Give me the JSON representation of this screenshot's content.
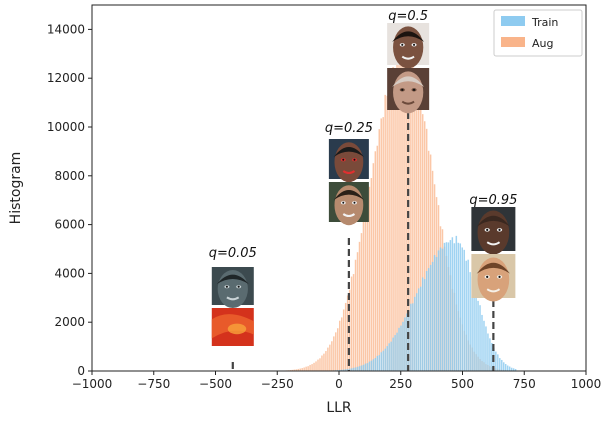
{
  "chart_data": {
    "type": "bar",
    "subtype": "histogram",
    "xlabel": "LLR",
    "ylabel": "Histogram",
    "xlim": [
      -1000,
      1000
    ],
    "ylim": [
      0,
      15000
    ],
    "xticks": [
      -1000,
      -750,
      -500,
      -250,
      0,
      250,
      500,
      750,
      1000
    ],
    "yticks": [
      0,
      2000,
      4000,
      6000,
      8000,
      10000,
      12000,
      14000
    ],
    "legend_position": "top-right",
    "series": [
      {
        "name": "Train",
        "color": "#8ecbf0",
        "shape": "skewed",
        "peak_x": 470,
        "peak_y": 5400,
        "left_scale": 150,
        "right_scale": 85,
        "x_min": -350,
        "x_max": 720
      },
      {
        "name": "Aug",
        "color": "#f9b48a",
        "shape": "normal",
        "peak_x": 265,
        "peak_y": 13000,
        "left_scale": 135,
        "right_scale": 120,
        "x_min": -560,
        "x_max": 680
      }
    ],
    "quantiles": [
      {
        "label": "q=0.05",
        "x": -430,
        "images": [
          "face-dark-mask",
          "red-texture"
        ]
      },
      {
        "label": "q=0.25",
        "x": 40,
        "images": [
          "face-painted",
          "face-smiling"
        ]
      },
      {
        "label": "q=0.5",
        "x": 280,
        "images": [
          "face-young-man",
          "face-elderly-woman"
        ]
      },
      {
        "label": "q=0.95",
        "x": 625,
        "images": [
          "face-bald-man",
          "face-child"
        ]
      }
    ]
  }
}
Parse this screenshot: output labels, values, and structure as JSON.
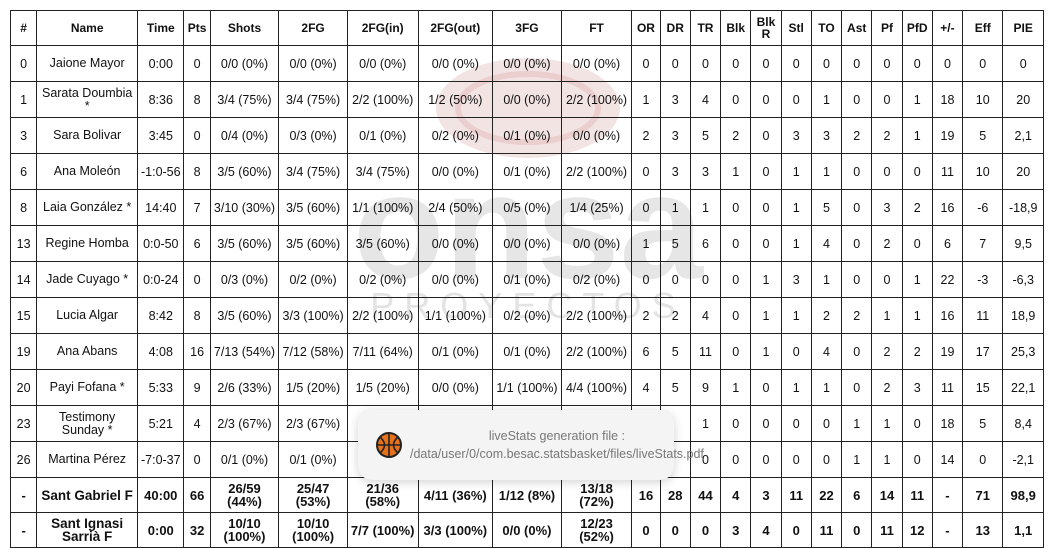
{
  "watermark": {
    "text": "onsa",
    "subtext": "PROYECTOS"
  },
  "headers": [
    "#",
    "Name",
    "Time",
    "Pts",
    "Shots",
    "2FG",
    "2FG(in)",
    "2FG(out)",
    "3FG",
    "FT",
    "OR",
    "DR",
    "TR",
    "Blk",
    "Blk R",
    "Stl",
    "TO",
    "Ast",
    "Pf",
    "PfD",
    "+/-",
    "Eff",
    "PIE"
  ],
  "rows": [
    [
      "0",
      "Jaione Mayor",
      "0:00",
      "0",
      "0/0 (0%)",
      "0/0 (0%)",
      "0/0 (0%)",
      "0/0 (0%)",
      "0/0 (0%)",
      "0/0 (0%)",
      "0",
      "0",
      "0",
      "0",
      "0",
      "0",
      "0",
      "0",
      "0",
      "0",
      "0",
      "0",
      "0"
    ],
    [
      "1",
      "Sarata Doumbia *",
      "8:36",
      "8",
      "3/4 (75%)",
      "3/4 (75%)",
      "2/2 (100%)",
      "1/2 (50%)",
      "0/0 (0%)",
      "2/2 (100%)",
      "1",
      "3",
      "4",
      "0",
      "0",
      "0",
      "1",
      "0",
      "0",
      "1",
      "18",
      "10",
      "20"
    ],
    [
      "3",
      "Sara Bolivar",
      "3:45",
      "0",
      "0/4 (0%)",
      "0/3 (0%)",
      "0/1 (0%)",
      "0/2 (0%)",
      "0/1 (0%)",
      "0/0 (0%)",
      "2",
      "3",
      "5",
      "2",
      "0",
      "3",
      "3",
      "2",
      "2",
      "1",
      "19",
      "5",
      "2,1"
    ],
    [
      "6",
      "Ana Moleón",
      "-1:0-56",
      "8",
      "3/5 (60%)",
      "3/4 (75%)",
      "3/4 (75%)",
      "0/0 (0%)",
      "0/1 (0%)",
      "2/2 (100%)",
      "0",
      "3",
      "3",
      "1",
      "0",
      "1",
      "1",
      "0",
      "0",
      "0",
      "11",
      "10",
      "20"
    ],
    [
      "8",
      "Laia González *",
      "14:40",
      "7",
      "3/10 (30%)",
      "3/5 (60%)",
      "1/1 (100%)",
      "2/4 (50%)",
      "0/5 (0%)",
      "1/4 (25%)",
      "0",
      "1",
      "1",
      "0",
      "0",
      "1",
      "5",
      "0",
      "3",
      "2",
      "16",
      "-6",
      "-18,9"
    ],
    [
      "13",
      "Regine Homba",
      "0:0-50",
      "6",
      "3/5 (60%)",
      "3/5 (60%)",
      "3/5 (60%)",
      "0/0 (0%)",
      "0/0 (0%)",
      "0/0 (0%)",
      "1",
      "5",
      "6",
      "0",
      "0",
      "1",
      "4",
      "0",
      "2",
      "0",
      "6",
      "7",
      "9,5"
    ],
    [
      "14",
      "Jade Cuyago *",
      "0:0-24",
      "0",
      "0/3 (0%)",
      "0/2 (0%)",
      "0/2 (0%)",
      "0/0 (0%)",
      "0/1 (0%)",
      "0/2 (0%)",
      "0",
      "0",
      "0",
      "0",
      "1",
      "3",
      "1",
      "0",
      "0",
      "1",
      "22",
      "-3",
      "-6,3"
    ],
    [
      "15",
      "Lucia Algar",
      "8:42",
      "8",
      "3/5 (60%)",
      "3/3 (100%)",
      "2/2 (100%)",
      "1/1 (100%)",
      "0/2 (0%)",
      "2/2 (100%)",
      "2",
      "2",
      "4",
      "0",
      "1",
      "1",
      "2",
      "2",
      "1",
      "1",
      "16",
      "11",
      "18,9"
    ],
    [
      "19",
      "Ana Abans",
      "4:08",
      "16",
      "7/13 (54%)",
      "7/12 (58%)",
      "7/11 (64%)",
      "0/1 (0%)",
      "0/1 (0%)",
      "2/2 (100%)",
      "6",
      "5",
      "11",
      "0",
      "1",
      "0",
      "4",
      "0",
      "2",
      "2",
      "19",
      "17",
      "25,3"
    ],
    [
      "20",
      "Payi Fofana *",
      "5:33",
      "9",
      "2/6 (33%)",
      "1/5 (20%)",
      "1/5 (20%)",
      "0/0 (0%)",
      "1/1 (100%)",
      "4/4 (100%)",
      "4",
      "5",
      "9",
      "1",
      "0",
      "1",
      "1",
      "0",
      "2",
      "3",
      "11",
      "15",
      "22,1"
    ],
    [
      "23",
      "Testimony Sunday *",
      "5:21",
      "4",
      "2/3 (67%)",
      "2/3 (67%)",
      "",
      "",
      "",
      "",
      "",
      "",
      "1",
      "0",
      "0",
      "0",
      "0",
      "1",
      "1",
      "0",
      "18",
      "5",
      "8,4"
    ],
    [
      "26",
      "Martina Pérez",
      "-7:0-37",
      "0",
      "0/1 (0%)",
      "0/1 (0%)",
      "",
      "",
      "",
      "",
      "",
      "",
      "0",
      "0",
      "0",
      "0",
      "0",
      "1",
      "1",
      "0",
      "14",
      "0",
      "-2,1"
    ]
  ],
  "totals": [
    [
      "-",
      "Sant Gabriel F",
      "40:00",
      "66",
      "26/59 (44%)",
      "25/47 (53%)",
      "21/36 (58%)",
      "4/11 (36%)",
      "1/12 (8%)",
      "13/18 (72%)",
      "16",
      "28",
      "44",
      "4",
      "3",
      "11",
      "22",
      "6",
      "14",
      "11",
      "-",
      "71",
      "98,9"
    ],
    [
      "-",
      "Sant Ignasi Sarrià F",
      "0:00",
      "32",
      "10/10 (100%)",
      "10/10 (100%)",
      "7/7 (100%)",
      "3/3 (100%)",
      "0/0 (0%)",
      "12/23 (52%)",
      "0",
      "0",
      "0",
      "3",
      "4",
      "0",
      "11",
      "0",
      "11",
      "12",
      "-",
      "13",
      "1,1"
    ]
  ],
  "toast": {
    "icon": "basketball-app-icon",
    "message": "liveStats generation file : /data/user/0/com.besac.statsbasket/files/liveStats.pdf"
  }
}
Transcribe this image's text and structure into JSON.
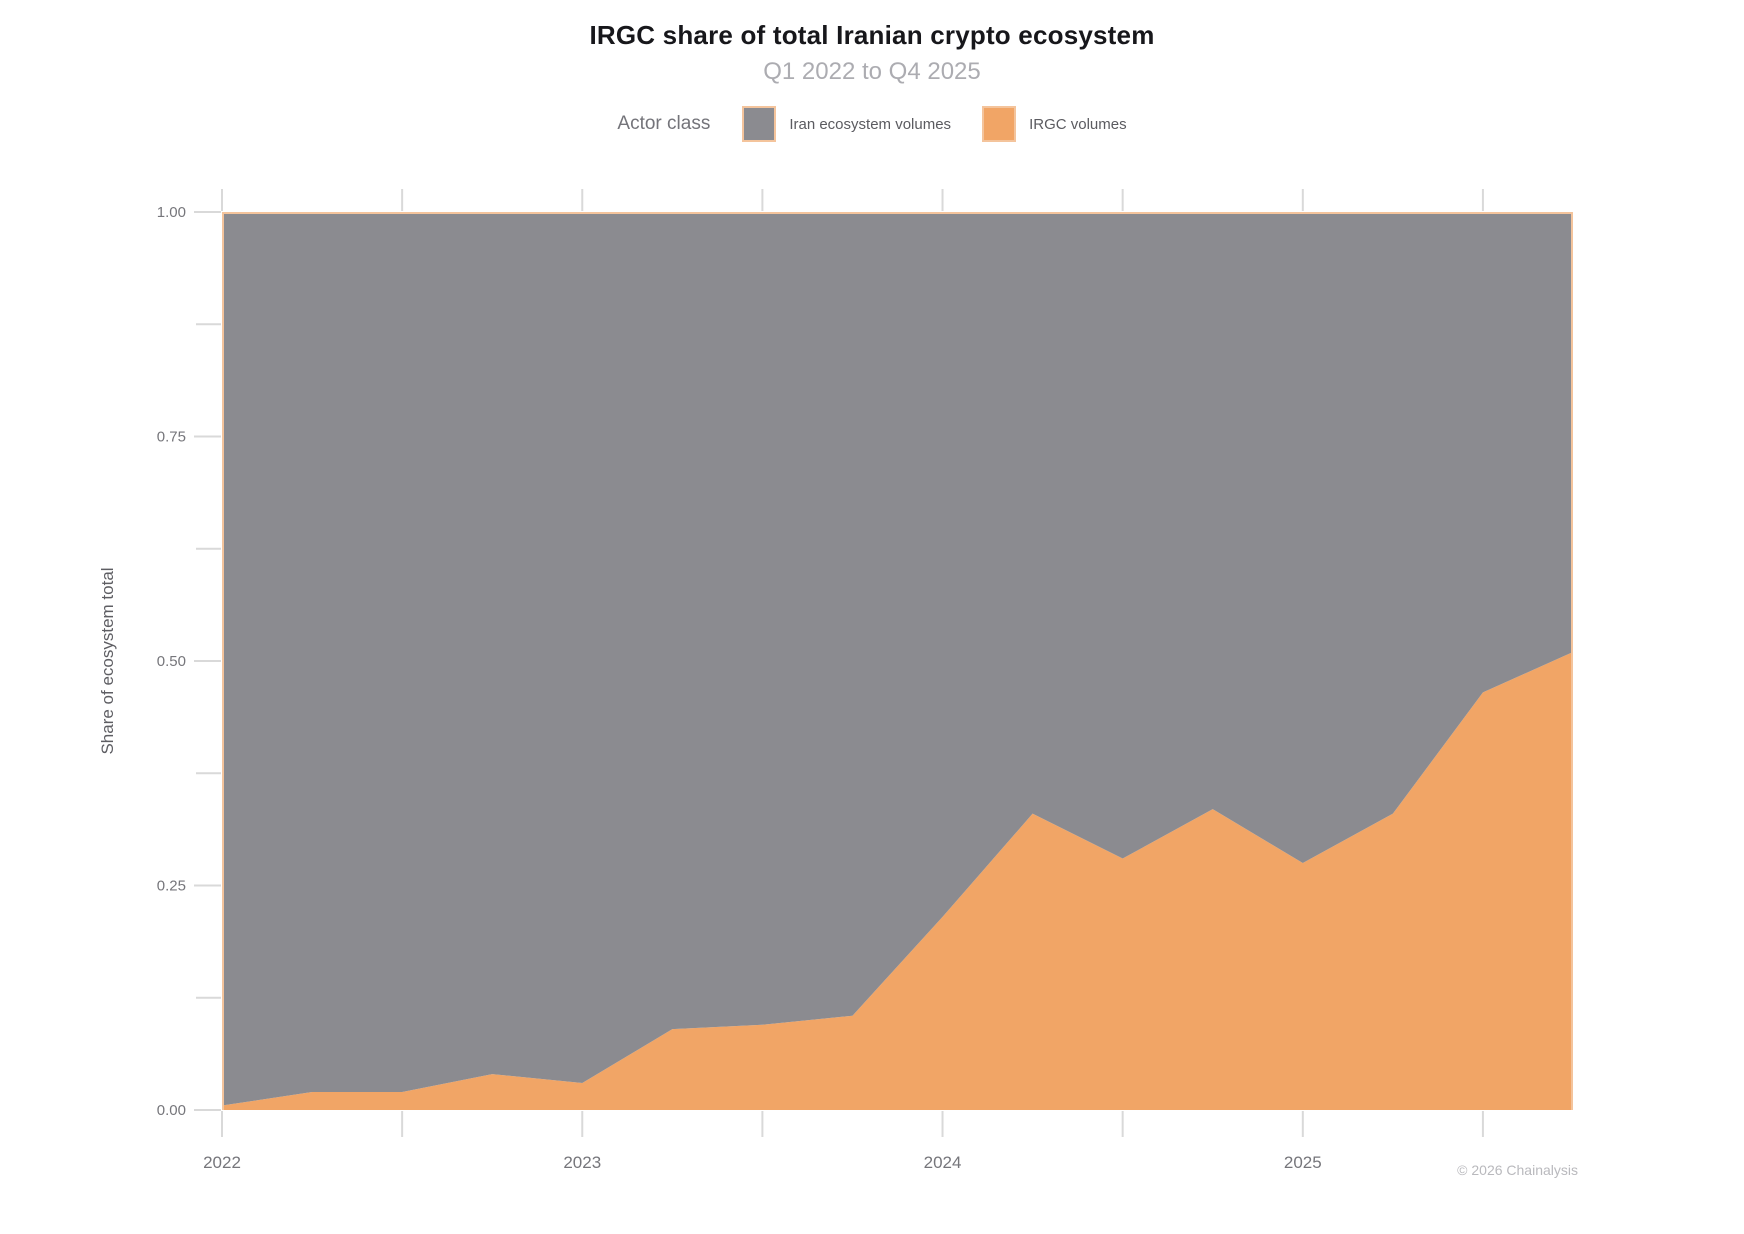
____________
Problem to solve: An exact transcription of all the entries is required, without the pictures.

Task solution:
Give me the JSON representation of this screenshot's content.
{
  "chart_data": {
    "type": "bar",
    "subtype": "histogram",
    "xlabel": "LLR",
    "ylabel": "Histogram",
    "xlim": [
      -1000,
      1000
    ],
    "ylim": [
      0,
      15000
    ],
    "xticks": [
      -1000,
      -750,
      -500,
      -250,
      0,
      250,
      500,
      750,
      1000
    ],
    "yticks": [
      0,
      2000,
      4000,
      6000,
      8000,
      10000,
      12000,
      14000
    ],
    "legend_position": "top-right",
    "series": [
      {
        "name": "Train",
        "color": "#8ecbf0",
        "shape": "skewed",
        "peak_x": 470,
        "peak_y": 5400,
        "left_scale": 150,
        "right_scale": 85,
        "x_min": -350,
        "x_max": 720
      },
      {
        "name": "Aug",
        "color": "#f9b48a",
        "shape": "normal",
        "peak_x": 265,
        "peak_y": 13000,
        "left_scale": 135,
        "right_scale": 120,
        "x_min": -560,
        "x_max": 680
      }
    ],
    "quantiles": [
      {
        "label": "q=0.05",
        "x": -430,
        "images": [
          "face-dark-mask",
          "red-texture"
        ]
      },
      {
        "label": "q=0.25",
        "x": 40,
        "images": [
          "face-painted",
          "face-smiling"
        ]
      },
      {
        "label": "q=0.5",
        "x": 280,
        "images": [
          "face-young-man",
          "face-elderly-woman"
        ]
      },
      {
        "label": "q=0.95",
        "x": 625,
        "images": [
          "face-bald-man",
          "face-child"
        ]
      }
    ]
  }
}
Parse this screenshot: output labels, values, and structure as JSON.
{
  "watermark": {
    "text": "onsa",
    "subtext": "PROYECTOS"
  },
  "headers": [
    "#",
    "Name",
    "Time",
    "Pts",
    "Shots",
    "2FG",
    "2FG(in)",
    "2FG(out)",
    "3FG",
    "FT",
    "OR",
    "DR",
    "TR",
    "Blk",
    "Blk R",
    "Stl",
    "TO",
    "Ast",
    "Pf",
    "PfD",
    "+/-",
    "Eff",
    "PIE"
  ],
  "rows": [
    [
      "0",
      "Jaione Mayor",
      "0:00",
      "0",
      "0/0 (0%)",
      "0/0 (0%)",
      "0/0 (0%)",
      "0/0 (0%)",
      "0/0 (0%)",
      "0/0 (0%)",
      "0",
      "0",
      "0",
      "0",
      "0",
      "0",
      "0",
      "0",
      "0",
      "0",
      "0",
      "0",
      "0"
    ],
    [
      "1",
      "Sarata Doumbia *",
      "8:36",
      "8",
      "3/4 (75%)",
      "3/4 (75%)",
      "2/2 (100%)",
      "1/2 (50%)",
      "0/0 (0%)",
      "2/2 (100%)",
      "1",
      "3",
      "4",
      "0",
      "0",
      "0",
      "1",
      "0",
      "0",
      "1",
      "18",
      "10",
      "20"
    ],
    [
      "3",
      "Sara Bolivar",
      "3:45",
      "0",
      "0/4 (0%)",
      "0/3 (0%)",
      "0/1 (0%)",
      "0/2 (0%)",
      "0/1 (0%)",
      "0/0 (0%)",
      "2",
      "3",
      "5",
      "2",
      "0",
      "3",
      "3",
      "2",
      "2",
      "1",
      "19",
      "5",
      "2,1"
    ],
    [
      "6",
      "Ana Moleón",
      "-1:0-56",
      "8",
      "3/5 (60%)",
      "3/4 (75%)",
      "3/4 (75%)",
      "0/0 (0%)",
      "0/1 (0%)",
      "2/2 (100%)",
      "0",
      "3",
      "3",
      "1",
      "0",
      "1",
      "1",
      "0",
      "0",
      "0",
      "11",
      "10",
      "20"
    ],
    [
      "8",
      "Laia González *",
      "14:40",
      "7",
      "3/10 (30%)",
      "3/5 (60%)",
      "1/1 (100%)",
      "2/4 (50%)",
      "0/5 (0%)",
      "1/4 (25%)",
      "0",
      "1",
      "1",
      "0",
      "0",
      "1",
      "5",
      "0",
      "3",
      "2",
      "16",
      "-6",
      "-18,9"
    ],
    [
      "13",
      "Regine Homba",
      "0:0-50",
      "6",
      "3/5 (60%)",
      "3/5 (60%)",
      "3/5 (60%)",
      "0/0 (0%)",
      "0/0 (0%)",
      "0/0 (0%)",
      "1",
      "5",
      "6",
      "0",
      "0",
      "1",
      "4",
      "0",
      "2",
      "0",
      "6",
      "7",
      "9,5"
    ],
    [
      "14",
      "Jade Cuyago *",
      "0:0-24",
      "0",
      "0/3 (0%)",
      "0/2 (0%)",
      "0/2 (0%)",
      "0/0 (0%)",
      "0/1 (0%)",
      "0/2 (0%)",
      "0",
      "0",
      "0",
      "0",
      "1",
      "3",
      "1",
      "0",
      "0",
      "1",
      "22",
      "-3",
      "-6,3"
    ],
    [
      "15",
      "Lucia Algar",
      "8:42",
      "8",
      "3/5 (60%)",
      "3/3 (100%)",
      "2/2 (100%)",
      "1/1 (100%)",
      "0/2 (0%)",
      "2/2 (100%)",
      "2",
      "2",
      "4",
      "0",
      "1",
      "1",
      "2",
      "2",
      "1",
      "1",
      "16",
      "11",
      "18,9"
    ],
    [
      "19",
      "Ana Abans",
      "4:08",
      "16",
      "7/13 (54%)",
      "7/12 (58%)",
      "7/11 (64%)",
      "0/1 (0%)",
      "0/1 (0%)",
      "2/2 (100%)",
      "6",
      "5",
      "11",
      "0",
      "1",
      "0",
      "4",
      "0",
      "2",
      "2",
      "19",
      "17",
      "25,3"
    ],
    [
      "20",
      "Payi Fofana *",
      "5:33",
      "9",
      "2/6 (33%)",
      "1/5 (20%)",
      "1/5 (20%)",
      "0/0 (0%)",
      "1/1 (100%)",
      "4/4 (100%)",
      "4",
      "5",
      "9",
      "1",
      "0",
      "1",
      "1",
      "0",
      "2",
      "3",
      "11",
      "15",
      "22,1"
    ],
    [
      "23",
      "Testimony Sunday *",
      "5:21",
      "4",
      "2/3 (67%)",
      "2/3 (67%)",
      "",
      "",
      "",
      "",
      "",
      "",
      "1",
      "0",
      "0",
      "0",
      "0",
      "1",
      "1",
      "0",
      "18",
      "5",
      "8,4"
    ],
    [
      "26",
      "Martina Pérez",
      "-7:0-37",
      "0",
      "0/1 (0%)",
      "0/1 (0%)",
      "",
      "",
      "",
      "",
      "",
      "",
      "0",
      "0",
      "0",
      "0",
      "0",
      "1",
      "1",
      "0",
      "14",
      "0",
      "-2,1"
    ]
  ],
  "totals": [
    [
      "-",
      "Sant Gabriel F",
      "40:00",
      "66",
      "26/59 (44%)",
      "25/47 (53%)",
      "21/36 (58%)",
      "4/11 (36%)",
      "1/12 (8%)",
      "13/18 (72%)",
      "16",
      "28",
      "44",
      "4",
      "3",
      "11",
      "22",
      "6",
      "14",
      "11",
      "-",
      "71",
      "98,9"
    ],
    [
      "-",
      "Sant Ignasi Sarrià F",
      "0:00",
      "32",
      "10/10 (100%)",
      "10/10 (100%)",
      "7/7 (100%)",
      "3/3 (100%)",
      "0/0 (0%)",
      "12/23 (52%)",
      "0",
      "0",
      "0",
      "3",
      "4",
      "0",
      "11",
      "0",
      "11",
      "12",
      "-",
      "13",
      "1,1"
    ]
  ],
  "toast": {
    "icon": "basketball-app-icon",
    "message": "liveStats generation file : /data/user/0/com.besac.statsbasket/files/liveStats.pdf"
  }
}
Transcribe this image's text and structure into JSON.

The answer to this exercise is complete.